— start of DATASET EXTRACT —

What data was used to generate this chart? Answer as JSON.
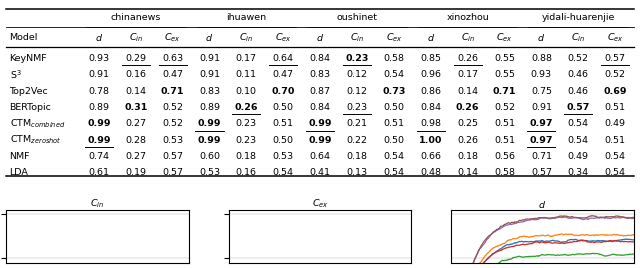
{
  "table": {
    "models": [
      "KeyNMF",
      "S³",
      "Top2Vec",
      "BERTopic",
      "CTM_combined",
      "CTM_zeroshot",
      "NMF",
      "LDA"
    ],
    "corpus_labels": [
      "chinanews",
      "ihuawen",
      "oushinet",
      "xinozhou",
      "yidali-huarenjie"
    ],
    "data": {
      "chinanews": {
        "d": [
          0.93,
          0.91,
          0.78,
          0.89,
          0.99,
          0.99,
          0.74,
          0.61
        ],
        "Cin": [
          0.29,
          0.16,
          0.14,
          0.31,
          0.27,
          0.28,
          0.27,
          0.19
        ],
        "Cex": [
          0.63,
          0.47,
          0.71,
          0.52,
          0.52,
          0.53,
          0.57,
          0.57
        ]
      },
      "ihuawen": {
        "d": [
          0.91,
          0.91,
          0.83,
          0.89,
          0.99,
          0.99,
          0.6,
          0.53
        ],
        "Cin": [
          0.17,
          0.11,
          0.1,
          0.26,
          0.23,
          0.23,
          0.18,
          0.16
        ],
        "Cex": [
          0.64,
          0.47,
          0.7,
          0.5,
          0.51,
          0.5,
          0.53,
          0.54
        ]
      },
      "oushinet": {
        "d": [
          0.84,
          0.83,
          0.87,
          0.84,
          0.99,
          0.99,
          0.64,
          0.41
        ],
        "Cin": [
          0.23,
          0.12,
          0.12,
          0.23,
          0.21,
          0.22,
          0.18,
          0.13
        ],
        "Cex": [
          0.58,
          0.54,
          0.73,
          0.5,
          0.51,
          0.5,
          0.54,
          0.54
        ]
      },
      "xinozhou": {
        "d": [
          0.85,
          0.96,
          0.86,
          0.84,
          0.98,
          1.0,
          0.66,
          0.48
        ],
        "Cin": [
          0.26,
          0.17,
          0.14,
          0.26,
          0.25,
          0.26,
          0.18,
          0.14
        ],
        "Cex": [
          0.55,
          0.55,
          0.71,
          0.52,
          0.51,
          0.51,
          0.56,
          0.58
        ]
      },
      "yidali-huarenjie": {
        "d": [
          0.88,
          0.93,
          0.75,
          0.91,
          0.97,
          0.97,
          0.71,
          0.57
        ],
        "Cin": [
          0.52,
          0.46,
          0.46,
          0.57,
          0.54,
          0.54,
          0.49,
          0.34
        ],
        "Cex": [
          0.57,
          0.52,
          0.69,
          0.51,
          0.49,
          0.51,
          0.54,
          0.54
        ]
      }
    },
    "bold": {
      "chinanews": {
        "d": [
          4,
          5
        ],
        "Cin": [
          3
        ],
        "Cex": [
          2
        ]
      },
      "ihuawen": {
        "d": [
          4,
          5
        ],
        "Cin": [
          3
        ],
        "Cex": [
          2
        ]
      },
      "oushinet": {
        "d": [
          4,
          5
        ],
        "Cin": [
          0
        ],
        "Cex": [
          2
        ]
      },
      "xinozhou": {
        "d": [
          5
        ],
        "Cin": [
          3
        ],
        "Cex": [
          2
        ]
      },
      "yidali-huarenjie": {
        "d": [
          4,
          5
        ],
        "Cin": [
          3
        ],
        "Cex": [
          2
        ]
      }
    },
    "underline": {
      "chinanews": {
        "d": [
          5
        ],
        "Cin": [
          0
        ],
        "Cex": [
          0
        ]
      },
      "ihuawen": {
        "d": [
          4
        ],
        "Cin": [
          3
        ],
        "Cex": [
          0
        ]
      },
      "oushinet": {
        "d": [
          4
        ],
        "Cin": [
          0,
          3
        ],
        "Cex": []
      },
      "xinozhou": {
        "d": [
          4
        ],
        "Cin": [
          0
        ],
        "Cex": [
          7
        ]
      },
      "yidali-huarenjie": {
        "d": [
          4,
          5
        ],
        "Cin": [
          3
        ],
        "Cex": [
          0
        ]
      }
    }
  },
  "plot_colors": [
    "#1f77b4",
    "#ff7f0e",
    "#2ca02c",
    "#d62728",
    "#9467bd",
    "#8c564b",
    "#e377c2",
    "#7f7f7f"
  ]
}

— end of DATASET EXTRACT —

Reproduce the material word for word, minus the images.

What data was used to generate this chart? Answer as JSON.
{
  "table": {
    "models": [
      "KeyNMF",
      "S³",
      "Top2Vec",
      "BERTopic",
      "CTM_combined",
      "CTM_zeroshot",
      "NMF",
      "LDA"
    ],
    "corpus_labels": [
      "chinanews",
      "ihuawen",
      "oushinet",
      "xinozhou",
      "yidali-huarenjie"
    ],
    "data": {
      "chinanews": {
        "d": [
          0.93,
          0.91,
          0.78,
          0.89,
          0.99,
          0.99,
          0.74,
          0.61
        ],
        "Cin": [
          0.29,
          0.16,
          0.14,
          0.31,
          0.27,
          0.28,
          0.27,
          0.19
        ],
        "Cex": [
          0.63,
          0.47,
          0.71,
          0.52,
          0.52,
          0.53,
          0.57,
          0.57
        ]
      },
      "ihuawen": {
        "d": [
          0.91,
          0.91,
          0.83,
          0.89,
          0.99,
          0.99,
          0.6,
          0.53
        ],
        "Cin": [
          0.17,
          0.11,
          0.1,
          0.26,
          0.23,
          0.23,
          0.18,
          0.16
        ],
        "Cex": [
          0.64,
          0.47,
          0.7,
          0.5,
          0.51,
          0.5,
          0.53,
          0.54
        ]
      },
      "oushinet": {
        "d": [
          0.84,
          0.83,
          0.87,
          0.84,
          0.99,
          0.99,
          0.64,
          0.41
        ],
        "Cin": [
          0.23,
          0.12,
          0.12,
          0.23,
          0.21,
          0.22,
          0.18,
          0.13
        ],
        "Cex": [
          0.58,
          0.54,
          0.73,
          0.5,
          0.51,
          0.5,
          0.54,
          0.54
        ]
      },
      "xinozhou": {
        "d": [
          0.85,
          0.96,
          0.86,
          0.84,
          0.98,
          1.0,
          0.66,
          0.48
        ],
        "Cin": [
          0.26,
          0.17,
          0.14,
          0.26,
          0.25,
          0.26,
          0.18,
          0.14
        ],
        "Cex": [
          0.55,
          0.55,
          0.71,
          0.52,
          0.51,
          0.51,
          0.56,
          0.58
        ]
      },
      "yidali-huarenjie": {
        "d": [
          0.88,
          0.93,
          0.75,
          0.91,
          0.97,
          0.97,
          0.71,
          0.57
        ],
        "Cin": [
          0.52,
          0.46,
          0.46,
          0.57,
          0.54,
          0.54,
          0.49,
          0.34
        ],
        "Cex": [
          0.57,
          0.52,
          0.69,
          0.51,
          0.49,
          0.51,
          0.54,
          0.54
        ]
      }
    },
    "bold": {
      "chinanews": {
        "d": [
          4,
          5
        ],
        "Cin": [
          3
        ],
        "Cex": [
          2
        ]
      },
      "ihuawen": {
        "d": [
          4,
          5
        ],
        "Cin": [
          3
        ],
        "Cex": [
          2
        ]
      },
      "oushinet": {
        "d": [
          4,
          5
        ],
        "Cin": [
          0
        ],
        "Cex": [
          2
        ]
      },
      "xinozhou": {
        "d": [
          5
        ],
        "Cin": [
          3
        ],
        "Cex": [
          2
        ]
      },
      "yidali-huarenjie": {
        "d": [
          4,
          5
        ],
        "Cin": [
          3
        ],
        "Cex": [
          2
        ]
      }
    },
    "underline": {
      "chinanews": {
        "d": [
          5
        ],
        "Cin": [
          0
        ],
        "Cex": [
          0
        ]
      },
      "ihuawen": {
        "d": [
          4
        ],
        "Cin": [
          3
        ],
        "Cex": [
          0
        ]
      },
      "oushinet": {
        "d": [
          4
        ],
        "Cin": [
          0,
          3
        ],
        "Cex": []
      },
      "xinozhou": {
        "d": [
          4
        ],
        "Cin": [
          0
        ],
        "Cex": [
          7
        ]
      },
      "yidali-huarenjie": {
        "d": [
          4,
          5
        ],
        "Cin": [
          3
        ],
        "Cex": [
          0
        ]
      }
    }
  },
  "plot_colors": [
    "#1f77b4",
    "#ff7f0e",
    "#2ca02c",
    "#d62728",
    "#9467bd",
    "#8c564b",
    "#e377c2",
    "#7f7f7f"
  ]
}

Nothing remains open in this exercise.